Обязательный акт переделывался до 20 раз и наконец 27 декабря был скреплен ханскою печатью в том самом виде, в котором был предложен агентом с самого начала переговоров.
В тот же день, вечером, произошел обмен дипломатических документов в присутствии всех членов ханского совета. 30 декабря произошла прощальная аудиенция, а 31-го миссия выступила из Хивы через Кунград и Ак-Булак, чтобы видеть северные части ханства. Миссию сопровождал хивинский посланец Мин-Баши-Мухамед-Эмин, которому была устроена в Оренбурге торжественная встреча с войсками, как важному сановнику… Затем он был отправлен в Петербург, представлен ко Двору в Царском Селе и, по обыкновению, щедро награжден разными подарками.
Из-за этих-то подарков хивинские министры и тянут всякие переговоры. Без всякой надобности, без всякой пользы для дела, они готовы ездить по очереди, однако, в Петербург, хоть каждый год. А толку из договоров наших с ними никогда никакого не было!
Обязательный акт, основанный на весьма скромных требованиях со стороны России, ограничивался только следующими обещаниями хивинского хана:
1) Не предпринимать впредь никаких явных, ни тайных враждебных действий против России.
2) Не потворствовать грабежам и разбоям ни в степи, ни на Каспийском море.
3) Не держать в неволе русских пленных и охранять как личность, так и имущество всякого русского подданного в хивинских пределах.
4) Имущество умерших в Хиве русских подданных передавать в целости русскому пограничному начальству.
5) Выдавать русских беглых и мятежников, укрывающихся в хивинских владениях.
6) Пошлину с русских товаров взимать один раз в год и в размере, не превышающем 5 % с действительной цены.
7) С товаров, принадлежащих русским купцам и проходящих через р. Сыр в Бухару и другие азиатские владения и обратно, никаких пошлин не брать.
8) Не препятствовать ничем караванной торговле азиятских владений с Россиею, взимая, впрочем, с этих караванов установленный зякет.
9) Вообще и во всех случаях поступать, как подобает добрым соседям и искренним приятелям.
В надписи, сделанной агентом на копии с акта, переданной хану, значилось, что Россия:
1) Предает совершенному забвению прежние неприязненные против нее действия хивинских владетелей.

★ ★ ★

> **Задание a**:
Перепиши из отрывка о договоре с Хивой без изменений фрагмент от «Обязательный акт, основанный» до «русскому пограничному начальству.».

> **Показанные записи**:
★ ★ ★

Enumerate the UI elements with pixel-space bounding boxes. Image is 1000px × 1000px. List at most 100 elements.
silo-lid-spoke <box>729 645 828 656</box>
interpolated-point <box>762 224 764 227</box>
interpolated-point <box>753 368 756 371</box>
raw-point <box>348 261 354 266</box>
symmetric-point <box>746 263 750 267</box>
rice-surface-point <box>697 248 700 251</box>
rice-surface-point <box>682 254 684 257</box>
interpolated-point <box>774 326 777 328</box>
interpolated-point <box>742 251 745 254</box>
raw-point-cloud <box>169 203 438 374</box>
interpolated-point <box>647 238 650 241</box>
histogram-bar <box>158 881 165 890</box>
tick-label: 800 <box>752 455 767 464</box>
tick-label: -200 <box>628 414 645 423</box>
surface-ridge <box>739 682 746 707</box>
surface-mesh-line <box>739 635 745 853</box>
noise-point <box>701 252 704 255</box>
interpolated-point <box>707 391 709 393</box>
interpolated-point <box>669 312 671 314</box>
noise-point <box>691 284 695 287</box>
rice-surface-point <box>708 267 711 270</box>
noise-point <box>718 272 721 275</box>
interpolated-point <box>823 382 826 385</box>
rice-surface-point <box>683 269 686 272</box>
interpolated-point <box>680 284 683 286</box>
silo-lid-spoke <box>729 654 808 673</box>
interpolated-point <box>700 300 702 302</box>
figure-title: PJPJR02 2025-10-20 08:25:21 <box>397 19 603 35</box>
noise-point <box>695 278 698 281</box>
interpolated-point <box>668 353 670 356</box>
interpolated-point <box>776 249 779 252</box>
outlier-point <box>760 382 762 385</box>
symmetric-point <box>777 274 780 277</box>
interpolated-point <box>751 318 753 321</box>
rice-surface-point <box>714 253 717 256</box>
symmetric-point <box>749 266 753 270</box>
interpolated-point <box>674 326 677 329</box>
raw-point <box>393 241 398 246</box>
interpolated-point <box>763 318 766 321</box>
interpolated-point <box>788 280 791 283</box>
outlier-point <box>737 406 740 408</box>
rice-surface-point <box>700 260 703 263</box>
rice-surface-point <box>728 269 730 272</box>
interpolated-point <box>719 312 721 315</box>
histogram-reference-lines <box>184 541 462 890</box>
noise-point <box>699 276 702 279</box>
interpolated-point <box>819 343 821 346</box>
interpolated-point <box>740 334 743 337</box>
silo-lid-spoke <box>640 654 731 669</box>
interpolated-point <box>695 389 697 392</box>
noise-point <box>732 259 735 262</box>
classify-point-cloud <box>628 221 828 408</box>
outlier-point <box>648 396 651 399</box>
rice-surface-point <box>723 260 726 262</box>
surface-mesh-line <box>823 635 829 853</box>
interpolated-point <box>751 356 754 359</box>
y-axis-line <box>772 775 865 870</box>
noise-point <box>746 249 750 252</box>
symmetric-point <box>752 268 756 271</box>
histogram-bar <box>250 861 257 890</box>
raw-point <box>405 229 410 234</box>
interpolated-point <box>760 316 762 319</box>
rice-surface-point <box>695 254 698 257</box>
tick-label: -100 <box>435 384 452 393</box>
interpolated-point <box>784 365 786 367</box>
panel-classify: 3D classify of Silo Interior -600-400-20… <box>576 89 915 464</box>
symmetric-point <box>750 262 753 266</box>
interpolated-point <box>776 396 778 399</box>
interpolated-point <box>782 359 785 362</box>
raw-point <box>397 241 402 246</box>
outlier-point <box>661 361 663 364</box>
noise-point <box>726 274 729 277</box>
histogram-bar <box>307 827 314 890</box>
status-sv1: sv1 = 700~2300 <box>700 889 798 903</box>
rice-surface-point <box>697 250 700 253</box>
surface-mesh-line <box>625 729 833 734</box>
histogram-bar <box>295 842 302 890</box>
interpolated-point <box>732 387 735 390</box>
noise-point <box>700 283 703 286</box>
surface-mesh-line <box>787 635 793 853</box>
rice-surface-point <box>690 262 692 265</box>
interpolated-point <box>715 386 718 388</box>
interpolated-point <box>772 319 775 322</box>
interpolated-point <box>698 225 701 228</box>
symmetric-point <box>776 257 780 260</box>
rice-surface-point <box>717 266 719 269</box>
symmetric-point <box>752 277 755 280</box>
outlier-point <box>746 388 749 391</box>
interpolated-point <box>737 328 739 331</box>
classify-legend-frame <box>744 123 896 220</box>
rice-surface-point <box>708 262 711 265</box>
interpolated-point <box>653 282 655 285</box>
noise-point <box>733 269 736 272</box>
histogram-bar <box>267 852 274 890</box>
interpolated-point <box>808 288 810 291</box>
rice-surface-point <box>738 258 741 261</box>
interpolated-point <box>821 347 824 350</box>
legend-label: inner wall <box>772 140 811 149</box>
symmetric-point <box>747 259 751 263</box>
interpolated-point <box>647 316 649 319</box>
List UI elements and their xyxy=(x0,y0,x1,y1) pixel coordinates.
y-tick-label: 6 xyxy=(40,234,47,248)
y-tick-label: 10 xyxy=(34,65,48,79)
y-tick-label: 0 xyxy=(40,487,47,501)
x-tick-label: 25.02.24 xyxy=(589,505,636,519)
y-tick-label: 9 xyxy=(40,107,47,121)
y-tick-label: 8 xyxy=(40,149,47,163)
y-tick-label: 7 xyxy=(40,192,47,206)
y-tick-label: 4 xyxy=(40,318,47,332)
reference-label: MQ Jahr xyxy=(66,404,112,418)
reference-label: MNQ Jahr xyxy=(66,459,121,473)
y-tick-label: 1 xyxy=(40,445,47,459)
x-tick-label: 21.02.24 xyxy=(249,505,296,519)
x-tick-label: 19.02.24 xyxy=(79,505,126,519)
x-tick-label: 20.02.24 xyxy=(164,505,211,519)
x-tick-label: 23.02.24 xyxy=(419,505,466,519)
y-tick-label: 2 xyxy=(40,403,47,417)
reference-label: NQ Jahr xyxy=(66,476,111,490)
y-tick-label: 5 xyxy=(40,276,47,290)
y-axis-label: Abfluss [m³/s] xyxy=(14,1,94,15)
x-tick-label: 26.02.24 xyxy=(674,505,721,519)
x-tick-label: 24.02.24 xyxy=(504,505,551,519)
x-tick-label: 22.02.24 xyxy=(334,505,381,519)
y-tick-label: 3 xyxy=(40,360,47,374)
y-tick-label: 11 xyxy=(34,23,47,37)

★ ★ ★

> **Задание b**:
Повтори слово в слово записи с самого их начала по строку с «symmetric-point <box>777 274 780 277</box>» включительно.

> **Ответ a**:
Обязательный акт, основанный на весьма скромных требованиях со стороны России, ограничивался только следующими обещаниями хивинского хана:
1) Не предпринимать впредь никаких явных, ни тайных враждебных действий против России.
2) Не потворствовать грабежам и разбоям ни в степи, ни на Каспийском море.
3) Не держать в неволе русских пленных и охранять как личность, так и имущество всякого русского подданного в хивинских пределах.
4) Имущество умерших в Хиве русских подданных передавать в целости русскому пограничному начальству.

> **Ответ b**:
Enumerate the UI elements with pixel-space bounding boxes. Image is 1000px × 1000px. List at most 100 elements.
silo-lid-spoke <box>729 645 828 656</box>
interpolated-point <box>762 224 764 227</box>
interpolated-point <box>753 368 756 371</box>
raw-point <box>348 261 354 266</box>
symmetric-point <box>746 263 750 267</box>
rice-surface-point <box>697 248 700 251</box>
rice-surface-point <box>682 254 684 257</box>
interpolated-point <box>774 326 777 328</box>
interpolated-point <box>742 251 745 254</box>
raw-point-cloud <box>169 203 438 374</box>
interpolated-point <box>647 238 650 241</box>
histogram-bar <box>158 881 165 890</box>
tick-label: 800 <box>752 455 767 464</box>
tick-label: -200 <box>628 414 645 423</box>
surface-ridge <box>739 682 746 707</box>
surface-mesh-line <box>739 635 745 853</box>
noise-point <box>701 252 704 255</box>
interpolated-point <box>707 391 709 393</box>
interpolated-point <box>669 312 671 314</box>
noise-point <box>691 284 695 287</box>
rice-surface-point <box>708 267 711 270</box>
noise-point <box>718 272 721 275</box>
interpolated-point <box>823 382 826 385</box>
rice-surface-point <box>683 269 686 272</box>
interpolated-point <box>680 284 683 286</box>
silo-lid-spoke <box>729 654 808 673</box>
interpolated-point <box>700 300 702 302</box>
figure-title: PJPJR02 2025-10-20 08:25:21 <box>397 19 603 35</box>
noise-point <box>695 278 698 281</box>
interpolated-point <box>668 353 670 356</box>
interpolated-point <box>776 249 779 252</box>
outlier-point <box>760 382 762 385</box>
symmetric-point <box>777 274 780 277</box>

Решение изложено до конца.